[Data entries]
▬▬▬

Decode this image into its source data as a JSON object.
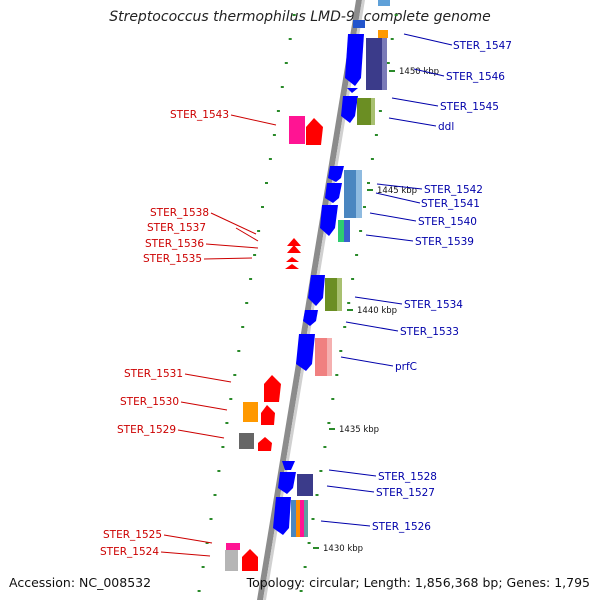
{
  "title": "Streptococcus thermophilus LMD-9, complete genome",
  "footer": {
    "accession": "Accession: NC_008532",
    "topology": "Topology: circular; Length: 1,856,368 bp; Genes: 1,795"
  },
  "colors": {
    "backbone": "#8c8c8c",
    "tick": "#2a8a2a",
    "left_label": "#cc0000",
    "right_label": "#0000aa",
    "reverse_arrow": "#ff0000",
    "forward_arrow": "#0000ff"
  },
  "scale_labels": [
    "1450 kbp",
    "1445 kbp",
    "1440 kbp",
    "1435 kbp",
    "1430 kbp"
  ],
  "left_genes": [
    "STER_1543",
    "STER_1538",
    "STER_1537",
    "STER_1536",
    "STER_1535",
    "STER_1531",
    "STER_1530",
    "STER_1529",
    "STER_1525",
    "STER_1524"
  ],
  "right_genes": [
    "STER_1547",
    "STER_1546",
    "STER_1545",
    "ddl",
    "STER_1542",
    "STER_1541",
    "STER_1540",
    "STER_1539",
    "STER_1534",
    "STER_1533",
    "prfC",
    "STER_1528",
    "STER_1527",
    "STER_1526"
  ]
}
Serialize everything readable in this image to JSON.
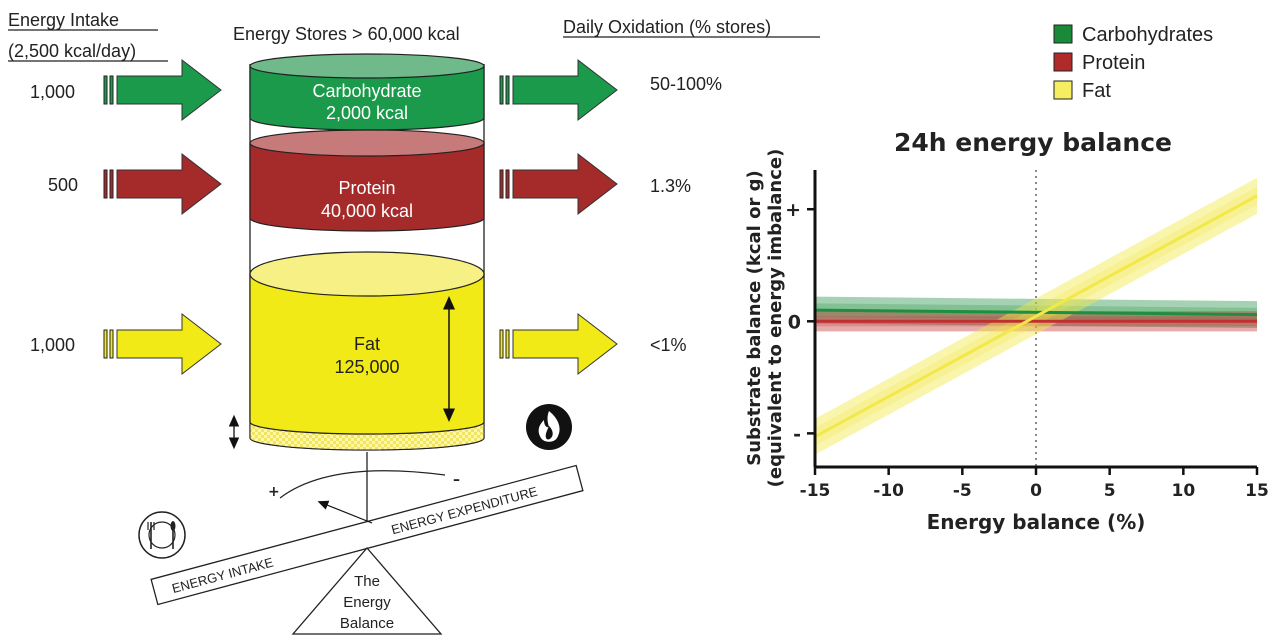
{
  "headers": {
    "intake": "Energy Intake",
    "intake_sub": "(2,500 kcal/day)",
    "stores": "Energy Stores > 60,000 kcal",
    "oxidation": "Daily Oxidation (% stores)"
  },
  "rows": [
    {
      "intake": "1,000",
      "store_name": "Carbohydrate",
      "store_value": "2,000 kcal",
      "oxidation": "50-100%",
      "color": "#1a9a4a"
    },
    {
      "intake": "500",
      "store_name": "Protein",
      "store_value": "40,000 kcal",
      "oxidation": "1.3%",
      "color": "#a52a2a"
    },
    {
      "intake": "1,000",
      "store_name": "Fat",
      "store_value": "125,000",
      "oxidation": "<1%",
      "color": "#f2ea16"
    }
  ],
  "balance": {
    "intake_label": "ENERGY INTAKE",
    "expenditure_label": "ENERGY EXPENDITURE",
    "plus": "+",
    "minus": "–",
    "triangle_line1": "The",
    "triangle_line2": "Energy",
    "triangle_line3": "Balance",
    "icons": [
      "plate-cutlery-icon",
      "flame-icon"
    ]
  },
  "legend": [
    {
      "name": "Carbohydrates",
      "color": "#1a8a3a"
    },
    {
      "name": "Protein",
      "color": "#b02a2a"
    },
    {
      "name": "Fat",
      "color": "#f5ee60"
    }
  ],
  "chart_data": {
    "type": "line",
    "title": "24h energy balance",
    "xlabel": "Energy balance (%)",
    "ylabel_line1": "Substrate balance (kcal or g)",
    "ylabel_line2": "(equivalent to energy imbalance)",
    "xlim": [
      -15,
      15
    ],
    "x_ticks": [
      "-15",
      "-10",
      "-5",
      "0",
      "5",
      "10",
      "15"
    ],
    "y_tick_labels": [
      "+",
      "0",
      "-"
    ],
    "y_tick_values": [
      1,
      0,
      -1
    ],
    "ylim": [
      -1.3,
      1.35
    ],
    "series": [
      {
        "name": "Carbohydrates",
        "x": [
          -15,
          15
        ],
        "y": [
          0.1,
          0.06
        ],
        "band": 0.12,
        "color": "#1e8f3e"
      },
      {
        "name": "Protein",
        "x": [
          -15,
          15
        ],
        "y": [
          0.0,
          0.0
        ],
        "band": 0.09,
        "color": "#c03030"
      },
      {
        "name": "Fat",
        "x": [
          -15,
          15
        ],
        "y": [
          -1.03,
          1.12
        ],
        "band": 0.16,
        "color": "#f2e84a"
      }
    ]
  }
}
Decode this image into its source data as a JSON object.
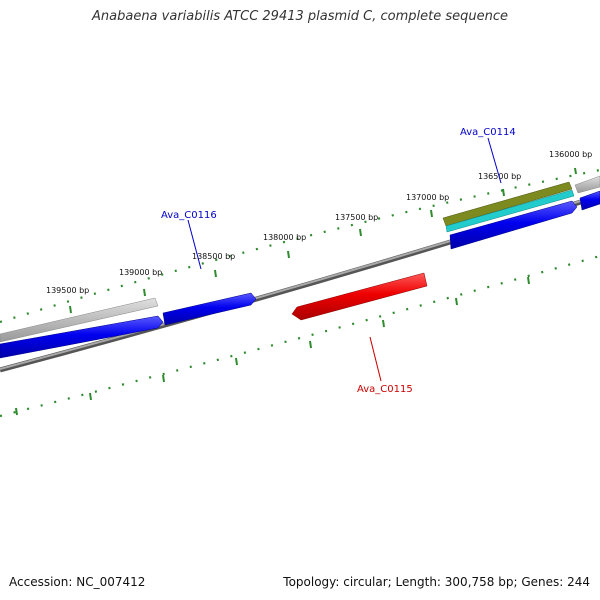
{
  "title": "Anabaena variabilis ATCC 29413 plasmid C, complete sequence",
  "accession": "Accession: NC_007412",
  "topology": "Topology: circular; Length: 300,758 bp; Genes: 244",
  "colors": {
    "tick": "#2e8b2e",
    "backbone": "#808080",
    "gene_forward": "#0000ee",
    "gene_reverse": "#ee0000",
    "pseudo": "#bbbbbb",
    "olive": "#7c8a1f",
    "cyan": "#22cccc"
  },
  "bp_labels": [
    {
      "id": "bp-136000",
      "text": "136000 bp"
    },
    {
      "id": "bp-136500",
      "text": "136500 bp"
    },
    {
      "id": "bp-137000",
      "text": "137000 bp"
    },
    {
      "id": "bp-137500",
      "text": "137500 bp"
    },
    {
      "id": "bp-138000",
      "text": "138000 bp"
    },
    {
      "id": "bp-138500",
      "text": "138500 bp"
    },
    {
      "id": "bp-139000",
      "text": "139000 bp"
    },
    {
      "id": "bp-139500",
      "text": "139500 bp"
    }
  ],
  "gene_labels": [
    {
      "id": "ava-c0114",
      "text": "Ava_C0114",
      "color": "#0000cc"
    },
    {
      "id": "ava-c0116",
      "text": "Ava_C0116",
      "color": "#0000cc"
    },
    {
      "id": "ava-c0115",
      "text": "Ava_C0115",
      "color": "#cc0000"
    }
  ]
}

▬▬▬

Required work: For each line above that holds the string "circular", provide a copy of that line.

Problem solution:
    "topology": "Topology: circular; Length: 1,856,368 bp; Genes: 1,795"
  "topology": "Topology: circular; Length: 300,758 bp; Genes: 244",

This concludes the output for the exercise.